(Problem details): Wherever the word "sentiment" appears in a line, copy that line.

(Records supplied):
** begin **

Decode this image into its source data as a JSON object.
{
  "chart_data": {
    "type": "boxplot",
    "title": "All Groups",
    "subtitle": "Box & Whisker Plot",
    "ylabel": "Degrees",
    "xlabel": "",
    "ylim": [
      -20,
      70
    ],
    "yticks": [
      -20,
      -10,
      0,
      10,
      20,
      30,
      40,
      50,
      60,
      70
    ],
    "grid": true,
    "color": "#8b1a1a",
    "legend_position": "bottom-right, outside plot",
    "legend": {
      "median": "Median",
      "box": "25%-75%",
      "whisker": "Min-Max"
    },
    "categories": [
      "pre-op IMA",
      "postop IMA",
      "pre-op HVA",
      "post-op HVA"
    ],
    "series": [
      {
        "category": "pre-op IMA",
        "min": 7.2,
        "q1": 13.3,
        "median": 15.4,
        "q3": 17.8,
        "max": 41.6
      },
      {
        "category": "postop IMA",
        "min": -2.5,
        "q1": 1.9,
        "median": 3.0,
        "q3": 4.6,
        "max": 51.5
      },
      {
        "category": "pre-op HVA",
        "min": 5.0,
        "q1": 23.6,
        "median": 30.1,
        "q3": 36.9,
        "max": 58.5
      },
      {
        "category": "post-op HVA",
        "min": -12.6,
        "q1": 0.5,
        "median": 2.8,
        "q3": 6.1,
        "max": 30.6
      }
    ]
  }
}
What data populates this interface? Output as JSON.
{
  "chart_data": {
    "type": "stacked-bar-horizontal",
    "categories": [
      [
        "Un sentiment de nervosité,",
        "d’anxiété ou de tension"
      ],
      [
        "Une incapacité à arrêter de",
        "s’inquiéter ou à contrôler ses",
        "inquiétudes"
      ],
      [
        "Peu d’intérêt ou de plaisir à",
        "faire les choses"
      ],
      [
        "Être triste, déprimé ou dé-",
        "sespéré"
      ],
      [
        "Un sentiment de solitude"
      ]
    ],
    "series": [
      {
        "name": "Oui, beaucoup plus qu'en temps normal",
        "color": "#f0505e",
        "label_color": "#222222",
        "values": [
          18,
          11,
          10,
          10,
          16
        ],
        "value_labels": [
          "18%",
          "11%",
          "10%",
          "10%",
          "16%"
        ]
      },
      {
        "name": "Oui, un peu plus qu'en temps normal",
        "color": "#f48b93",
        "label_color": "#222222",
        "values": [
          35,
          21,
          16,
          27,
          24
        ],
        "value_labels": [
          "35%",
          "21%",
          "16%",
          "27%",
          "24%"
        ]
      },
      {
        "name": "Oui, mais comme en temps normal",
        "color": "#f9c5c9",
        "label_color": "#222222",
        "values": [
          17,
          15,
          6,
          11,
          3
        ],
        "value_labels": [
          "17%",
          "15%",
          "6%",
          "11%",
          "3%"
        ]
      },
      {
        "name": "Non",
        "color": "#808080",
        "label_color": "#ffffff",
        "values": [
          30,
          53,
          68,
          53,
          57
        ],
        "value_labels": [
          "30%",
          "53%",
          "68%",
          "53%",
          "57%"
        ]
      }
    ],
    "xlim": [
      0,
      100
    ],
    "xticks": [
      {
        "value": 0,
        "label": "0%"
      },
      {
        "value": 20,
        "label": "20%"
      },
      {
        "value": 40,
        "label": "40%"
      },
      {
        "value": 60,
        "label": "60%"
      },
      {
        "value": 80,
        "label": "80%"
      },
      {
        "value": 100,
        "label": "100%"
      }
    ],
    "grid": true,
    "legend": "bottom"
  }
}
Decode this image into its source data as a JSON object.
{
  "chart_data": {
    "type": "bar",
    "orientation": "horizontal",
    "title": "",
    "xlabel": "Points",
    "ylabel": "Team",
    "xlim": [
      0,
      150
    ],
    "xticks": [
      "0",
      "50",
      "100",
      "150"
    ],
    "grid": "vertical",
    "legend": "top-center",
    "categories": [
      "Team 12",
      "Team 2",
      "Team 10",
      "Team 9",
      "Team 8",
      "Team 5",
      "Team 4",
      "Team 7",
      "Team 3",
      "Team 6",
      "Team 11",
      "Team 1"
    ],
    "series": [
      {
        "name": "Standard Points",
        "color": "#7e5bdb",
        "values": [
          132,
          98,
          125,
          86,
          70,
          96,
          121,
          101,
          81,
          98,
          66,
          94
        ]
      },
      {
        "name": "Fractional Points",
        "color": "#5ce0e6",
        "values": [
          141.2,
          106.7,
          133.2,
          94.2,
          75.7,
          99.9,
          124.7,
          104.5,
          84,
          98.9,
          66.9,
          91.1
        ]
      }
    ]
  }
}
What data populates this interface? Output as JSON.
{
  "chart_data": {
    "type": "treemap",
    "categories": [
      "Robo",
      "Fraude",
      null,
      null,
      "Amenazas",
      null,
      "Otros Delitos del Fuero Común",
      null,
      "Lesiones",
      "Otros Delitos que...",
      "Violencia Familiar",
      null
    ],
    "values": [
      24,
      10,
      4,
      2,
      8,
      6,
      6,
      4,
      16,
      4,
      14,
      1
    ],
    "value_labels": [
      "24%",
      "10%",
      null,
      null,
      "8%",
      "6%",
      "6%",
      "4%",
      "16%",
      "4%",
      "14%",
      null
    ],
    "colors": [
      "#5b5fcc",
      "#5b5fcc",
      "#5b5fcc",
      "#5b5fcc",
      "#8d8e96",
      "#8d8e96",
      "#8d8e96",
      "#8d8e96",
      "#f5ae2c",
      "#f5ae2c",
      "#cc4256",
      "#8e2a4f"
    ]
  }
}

** end **

(Final answer):
        "Un sentiment de nervosité,",
        "Un sentiment de solitude"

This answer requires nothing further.